** START Stored data **

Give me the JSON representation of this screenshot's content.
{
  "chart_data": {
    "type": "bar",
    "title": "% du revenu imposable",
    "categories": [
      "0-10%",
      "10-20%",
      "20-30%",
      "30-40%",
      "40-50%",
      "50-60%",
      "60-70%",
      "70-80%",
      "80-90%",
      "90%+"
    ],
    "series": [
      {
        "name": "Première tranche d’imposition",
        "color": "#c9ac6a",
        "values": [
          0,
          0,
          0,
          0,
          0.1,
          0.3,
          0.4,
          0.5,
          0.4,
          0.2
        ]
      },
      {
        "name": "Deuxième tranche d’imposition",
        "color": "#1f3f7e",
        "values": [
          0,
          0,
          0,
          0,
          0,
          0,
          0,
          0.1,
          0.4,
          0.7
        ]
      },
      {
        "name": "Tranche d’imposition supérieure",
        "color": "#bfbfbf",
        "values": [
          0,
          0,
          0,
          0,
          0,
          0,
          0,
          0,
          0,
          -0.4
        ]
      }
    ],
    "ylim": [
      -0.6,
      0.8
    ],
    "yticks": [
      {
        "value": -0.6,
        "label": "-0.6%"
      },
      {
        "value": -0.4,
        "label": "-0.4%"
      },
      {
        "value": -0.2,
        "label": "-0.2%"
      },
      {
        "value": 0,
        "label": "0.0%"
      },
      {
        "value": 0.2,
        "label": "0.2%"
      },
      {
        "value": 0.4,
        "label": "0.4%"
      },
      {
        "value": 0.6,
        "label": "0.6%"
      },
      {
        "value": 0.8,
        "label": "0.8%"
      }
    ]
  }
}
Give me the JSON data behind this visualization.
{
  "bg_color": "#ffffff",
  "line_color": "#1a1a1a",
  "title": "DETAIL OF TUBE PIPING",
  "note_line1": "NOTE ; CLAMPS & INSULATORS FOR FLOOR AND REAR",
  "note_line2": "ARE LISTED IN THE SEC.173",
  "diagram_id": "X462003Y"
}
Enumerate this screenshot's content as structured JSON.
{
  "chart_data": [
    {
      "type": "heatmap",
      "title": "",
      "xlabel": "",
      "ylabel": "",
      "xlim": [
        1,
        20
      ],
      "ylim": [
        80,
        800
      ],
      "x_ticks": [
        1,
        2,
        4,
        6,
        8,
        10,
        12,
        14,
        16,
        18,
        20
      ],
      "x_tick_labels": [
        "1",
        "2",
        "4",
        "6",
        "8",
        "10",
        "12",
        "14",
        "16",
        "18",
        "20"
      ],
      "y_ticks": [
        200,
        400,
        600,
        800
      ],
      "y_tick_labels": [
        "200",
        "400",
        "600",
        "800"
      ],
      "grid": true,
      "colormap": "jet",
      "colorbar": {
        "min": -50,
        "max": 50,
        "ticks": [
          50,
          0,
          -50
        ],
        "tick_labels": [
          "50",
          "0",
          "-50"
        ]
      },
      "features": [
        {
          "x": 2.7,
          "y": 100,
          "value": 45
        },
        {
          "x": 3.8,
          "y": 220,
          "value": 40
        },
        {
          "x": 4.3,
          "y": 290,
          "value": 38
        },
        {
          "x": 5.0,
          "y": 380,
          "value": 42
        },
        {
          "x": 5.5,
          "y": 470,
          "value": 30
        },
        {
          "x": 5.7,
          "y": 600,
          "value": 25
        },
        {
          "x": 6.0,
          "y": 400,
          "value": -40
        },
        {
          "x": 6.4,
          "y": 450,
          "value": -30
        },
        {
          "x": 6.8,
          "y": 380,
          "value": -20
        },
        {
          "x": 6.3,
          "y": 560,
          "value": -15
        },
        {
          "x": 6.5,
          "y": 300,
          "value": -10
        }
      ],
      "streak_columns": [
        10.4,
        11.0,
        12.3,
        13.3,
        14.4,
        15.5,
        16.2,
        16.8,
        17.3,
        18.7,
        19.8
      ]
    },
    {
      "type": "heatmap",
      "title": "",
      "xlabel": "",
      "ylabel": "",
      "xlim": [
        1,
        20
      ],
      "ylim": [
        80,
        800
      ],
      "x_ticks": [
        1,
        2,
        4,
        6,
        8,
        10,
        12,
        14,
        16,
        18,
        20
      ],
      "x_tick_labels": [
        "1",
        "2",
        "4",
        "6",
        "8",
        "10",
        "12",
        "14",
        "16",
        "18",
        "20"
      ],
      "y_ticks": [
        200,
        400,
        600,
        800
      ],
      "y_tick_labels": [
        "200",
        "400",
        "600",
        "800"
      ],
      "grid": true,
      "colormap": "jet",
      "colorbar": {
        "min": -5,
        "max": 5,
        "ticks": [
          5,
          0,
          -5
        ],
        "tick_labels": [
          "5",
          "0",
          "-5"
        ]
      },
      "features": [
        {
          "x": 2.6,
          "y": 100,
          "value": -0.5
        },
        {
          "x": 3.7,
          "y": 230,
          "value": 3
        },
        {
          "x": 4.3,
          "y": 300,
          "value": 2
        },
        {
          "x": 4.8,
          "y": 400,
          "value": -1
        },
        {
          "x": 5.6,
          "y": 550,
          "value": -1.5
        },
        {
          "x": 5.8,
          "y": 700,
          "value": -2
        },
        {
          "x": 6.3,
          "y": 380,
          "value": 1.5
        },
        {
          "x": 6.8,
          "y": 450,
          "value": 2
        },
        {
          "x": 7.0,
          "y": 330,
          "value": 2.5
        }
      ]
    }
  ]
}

** END Stored data **

=== Work to complete ===
Pull out all lines of the data with the string "name".

=== Result ===
        "name": "Première tranche d’imposition",
        "name": "Deuxième tranche d’imposition",
        "name": "Tranche d’imposition supérieure",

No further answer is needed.